[Data extracted from a collection]
BEGIN

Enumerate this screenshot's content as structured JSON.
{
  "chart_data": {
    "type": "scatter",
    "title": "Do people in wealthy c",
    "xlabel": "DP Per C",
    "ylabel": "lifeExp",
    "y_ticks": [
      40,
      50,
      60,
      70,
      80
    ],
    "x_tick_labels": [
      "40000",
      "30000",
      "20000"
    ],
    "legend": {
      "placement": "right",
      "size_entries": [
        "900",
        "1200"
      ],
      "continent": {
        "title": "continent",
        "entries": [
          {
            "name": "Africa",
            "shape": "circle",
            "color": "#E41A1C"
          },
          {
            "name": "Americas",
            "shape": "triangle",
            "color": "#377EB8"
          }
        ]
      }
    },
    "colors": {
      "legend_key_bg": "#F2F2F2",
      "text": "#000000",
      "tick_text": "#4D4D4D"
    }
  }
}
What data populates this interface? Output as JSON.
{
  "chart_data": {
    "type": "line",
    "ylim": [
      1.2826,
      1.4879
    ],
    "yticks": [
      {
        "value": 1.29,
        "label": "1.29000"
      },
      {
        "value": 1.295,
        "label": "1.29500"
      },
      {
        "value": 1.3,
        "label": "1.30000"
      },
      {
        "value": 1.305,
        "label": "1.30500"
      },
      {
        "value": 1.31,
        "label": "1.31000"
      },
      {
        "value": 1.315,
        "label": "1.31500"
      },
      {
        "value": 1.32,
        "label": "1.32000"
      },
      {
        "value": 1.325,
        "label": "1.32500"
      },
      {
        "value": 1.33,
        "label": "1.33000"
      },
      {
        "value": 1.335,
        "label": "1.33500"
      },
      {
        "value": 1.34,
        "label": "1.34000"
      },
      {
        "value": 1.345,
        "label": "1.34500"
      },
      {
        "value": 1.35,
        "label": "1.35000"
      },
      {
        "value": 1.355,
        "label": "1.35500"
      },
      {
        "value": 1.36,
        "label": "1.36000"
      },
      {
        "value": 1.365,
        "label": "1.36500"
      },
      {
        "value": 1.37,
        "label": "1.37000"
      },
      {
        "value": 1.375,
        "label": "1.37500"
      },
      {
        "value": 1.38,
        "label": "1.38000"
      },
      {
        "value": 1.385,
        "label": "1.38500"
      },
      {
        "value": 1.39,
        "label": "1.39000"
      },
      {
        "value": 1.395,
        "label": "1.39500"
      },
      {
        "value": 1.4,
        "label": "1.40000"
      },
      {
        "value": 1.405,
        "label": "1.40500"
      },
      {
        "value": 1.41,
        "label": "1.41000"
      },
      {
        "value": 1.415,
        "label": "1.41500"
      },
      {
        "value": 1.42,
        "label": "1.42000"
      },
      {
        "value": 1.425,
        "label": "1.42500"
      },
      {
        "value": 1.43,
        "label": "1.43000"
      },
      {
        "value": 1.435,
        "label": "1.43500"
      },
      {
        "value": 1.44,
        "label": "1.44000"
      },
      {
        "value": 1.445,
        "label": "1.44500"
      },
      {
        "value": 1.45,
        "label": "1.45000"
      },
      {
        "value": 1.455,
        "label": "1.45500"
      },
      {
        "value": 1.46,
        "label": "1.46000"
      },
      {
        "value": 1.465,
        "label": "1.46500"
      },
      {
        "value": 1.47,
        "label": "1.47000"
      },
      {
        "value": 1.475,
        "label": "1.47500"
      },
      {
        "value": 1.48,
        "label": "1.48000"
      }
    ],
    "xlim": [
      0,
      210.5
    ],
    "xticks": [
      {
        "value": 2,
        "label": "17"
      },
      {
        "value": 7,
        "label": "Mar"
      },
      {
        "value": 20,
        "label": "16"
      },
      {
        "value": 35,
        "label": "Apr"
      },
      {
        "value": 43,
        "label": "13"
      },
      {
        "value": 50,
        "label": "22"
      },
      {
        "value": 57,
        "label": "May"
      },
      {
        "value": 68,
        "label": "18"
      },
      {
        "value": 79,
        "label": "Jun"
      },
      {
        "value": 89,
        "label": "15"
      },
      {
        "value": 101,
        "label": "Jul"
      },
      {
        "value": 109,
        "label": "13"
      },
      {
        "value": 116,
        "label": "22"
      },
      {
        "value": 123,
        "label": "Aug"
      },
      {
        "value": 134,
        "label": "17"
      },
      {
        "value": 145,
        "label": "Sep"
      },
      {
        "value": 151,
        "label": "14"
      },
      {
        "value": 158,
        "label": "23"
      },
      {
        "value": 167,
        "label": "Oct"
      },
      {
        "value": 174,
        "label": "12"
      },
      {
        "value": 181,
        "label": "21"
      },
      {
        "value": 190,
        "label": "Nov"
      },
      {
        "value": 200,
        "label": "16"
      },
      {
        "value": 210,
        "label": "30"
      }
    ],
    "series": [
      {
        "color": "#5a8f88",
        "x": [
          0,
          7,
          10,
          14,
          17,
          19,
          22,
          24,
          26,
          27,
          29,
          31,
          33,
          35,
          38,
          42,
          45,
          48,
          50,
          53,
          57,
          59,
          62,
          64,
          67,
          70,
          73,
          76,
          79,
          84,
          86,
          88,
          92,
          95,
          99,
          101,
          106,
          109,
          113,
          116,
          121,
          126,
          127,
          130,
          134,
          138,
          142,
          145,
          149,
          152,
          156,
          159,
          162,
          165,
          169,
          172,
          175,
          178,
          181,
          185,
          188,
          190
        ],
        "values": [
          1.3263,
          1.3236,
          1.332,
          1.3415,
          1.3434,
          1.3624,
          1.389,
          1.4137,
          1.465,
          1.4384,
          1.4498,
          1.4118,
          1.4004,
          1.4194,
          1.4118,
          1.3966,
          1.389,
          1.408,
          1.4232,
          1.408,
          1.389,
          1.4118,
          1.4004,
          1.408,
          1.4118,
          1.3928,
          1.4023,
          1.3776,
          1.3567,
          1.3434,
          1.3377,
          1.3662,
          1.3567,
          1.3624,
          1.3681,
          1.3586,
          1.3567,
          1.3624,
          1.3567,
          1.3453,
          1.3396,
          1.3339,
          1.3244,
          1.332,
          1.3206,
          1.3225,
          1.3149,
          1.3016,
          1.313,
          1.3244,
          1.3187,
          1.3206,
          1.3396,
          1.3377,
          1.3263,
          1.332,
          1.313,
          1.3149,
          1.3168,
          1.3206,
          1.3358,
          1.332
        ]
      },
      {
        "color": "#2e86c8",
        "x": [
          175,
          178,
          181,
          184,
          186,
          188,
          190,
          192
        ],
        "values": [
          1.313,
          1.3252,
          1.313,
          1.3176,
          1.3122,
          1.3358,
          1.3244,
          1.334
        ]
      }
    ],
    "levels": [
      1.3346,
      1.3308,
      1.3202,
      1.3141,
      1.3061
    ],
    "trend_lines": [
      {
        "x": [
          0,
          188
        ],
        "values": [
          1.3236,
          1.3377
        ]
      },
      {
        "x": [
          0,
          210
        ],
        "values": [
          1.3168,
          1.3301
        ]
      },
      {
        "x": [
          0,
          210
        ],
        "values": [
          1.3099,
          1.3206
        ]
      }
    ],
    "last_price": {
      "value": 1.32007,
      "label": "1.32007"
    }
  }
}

END
BEGIN

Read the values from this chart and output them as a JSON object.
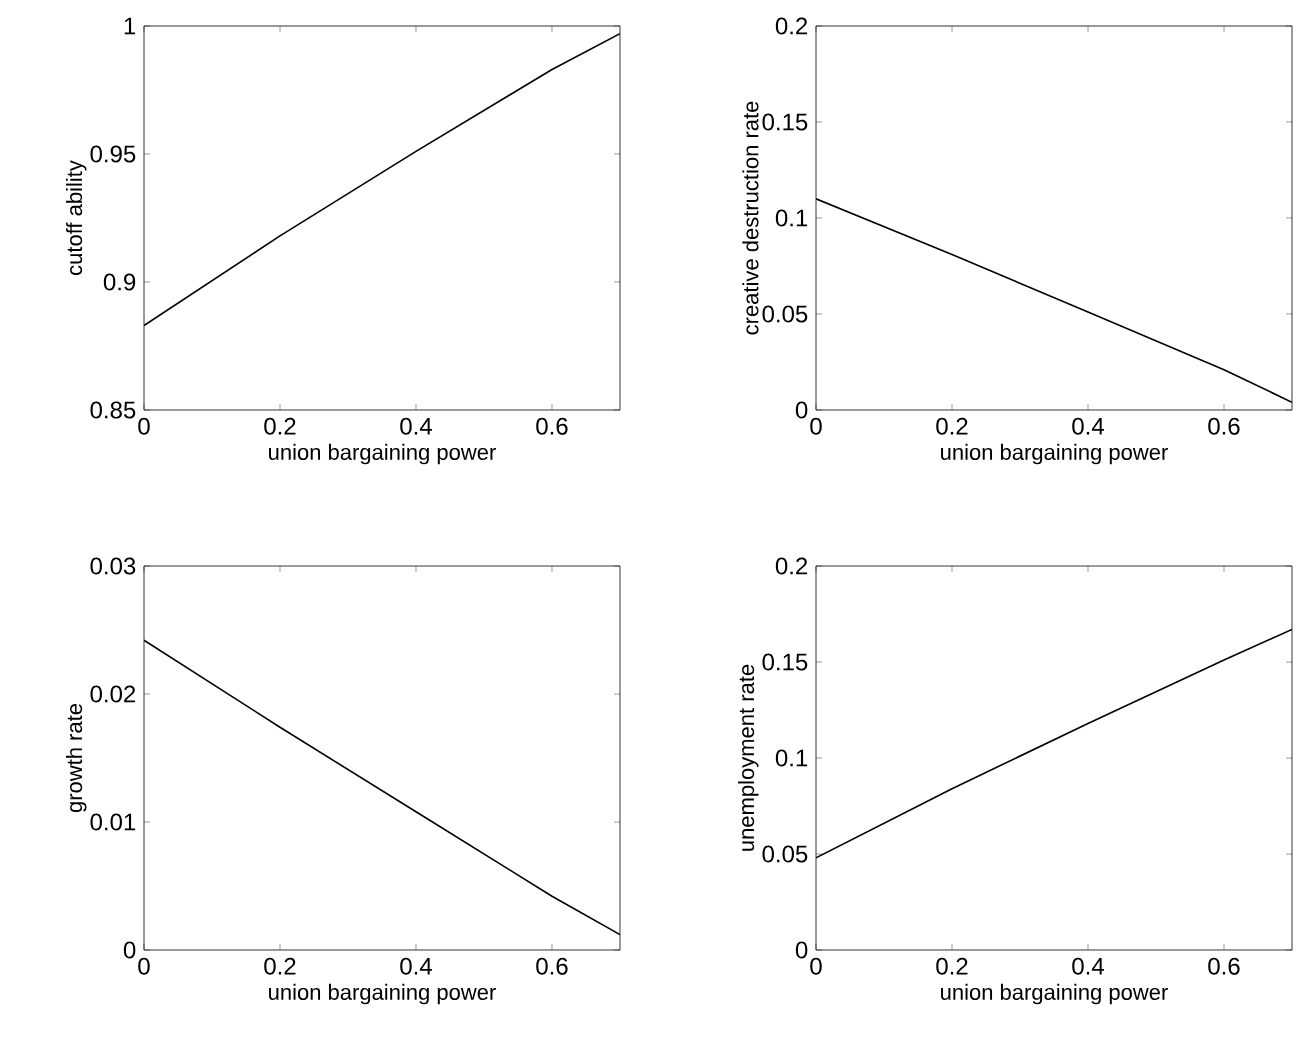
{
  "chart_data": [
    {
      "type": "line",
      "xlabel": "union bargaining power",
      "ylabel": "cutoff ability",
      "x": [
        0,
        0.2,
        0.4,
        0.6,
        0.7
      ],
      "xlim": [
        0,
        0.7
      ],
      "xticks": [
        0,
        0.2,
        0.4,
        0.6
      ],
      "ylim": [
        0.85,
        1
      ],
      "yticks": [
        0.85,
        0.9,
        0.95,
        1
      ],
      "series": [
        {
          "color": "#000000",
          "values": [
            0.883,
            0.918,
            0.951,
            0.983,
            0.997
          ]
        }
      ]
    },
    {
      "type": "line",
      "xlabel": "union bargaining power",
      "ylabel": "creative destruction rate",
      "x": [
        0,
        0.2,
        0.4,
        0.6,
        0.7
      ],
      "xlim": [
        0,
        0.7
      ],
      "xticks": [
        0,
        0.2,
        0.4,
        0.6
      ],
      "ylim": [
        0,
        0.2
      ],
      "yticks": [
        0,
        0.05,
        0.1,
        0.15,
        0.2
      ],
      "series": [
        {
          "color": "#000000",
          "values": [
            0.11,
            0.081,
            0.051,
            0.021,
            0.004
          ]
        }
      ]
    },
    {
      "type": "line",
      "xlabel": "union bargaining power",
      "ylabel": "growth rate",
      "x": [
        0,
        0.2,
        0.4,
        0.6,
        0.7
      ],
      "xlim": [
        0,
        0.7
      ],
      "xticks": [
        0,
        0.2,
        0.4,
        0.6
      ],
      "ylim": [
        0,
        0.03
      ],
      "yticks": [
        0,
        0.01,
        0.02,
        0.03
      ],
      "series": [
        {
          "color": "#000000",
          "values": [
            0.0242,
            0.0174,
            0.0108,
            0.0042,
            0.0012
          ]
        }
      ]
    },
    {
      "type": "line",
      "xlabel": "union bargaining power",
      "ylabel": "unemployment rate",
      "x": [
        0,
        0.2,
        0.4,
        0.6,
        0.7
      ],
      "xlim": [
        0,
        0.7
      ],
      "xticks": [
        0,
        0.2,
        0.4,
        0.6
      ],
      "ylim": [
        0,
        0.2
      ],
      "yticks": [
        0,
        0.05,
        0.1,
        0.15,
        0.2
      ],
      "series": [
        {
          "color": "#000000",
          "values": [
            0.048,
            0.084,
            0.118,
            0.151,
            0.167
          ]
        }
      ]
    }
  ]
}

END

*Objective:*
Return each full line of the entries that contains the word "JSON".

*Exercise solution:*
Enumerate this screenshot's content as structured JSON.
What data populates this interface? Output as JSON.
Read the values from this chart and output them as a JSON object.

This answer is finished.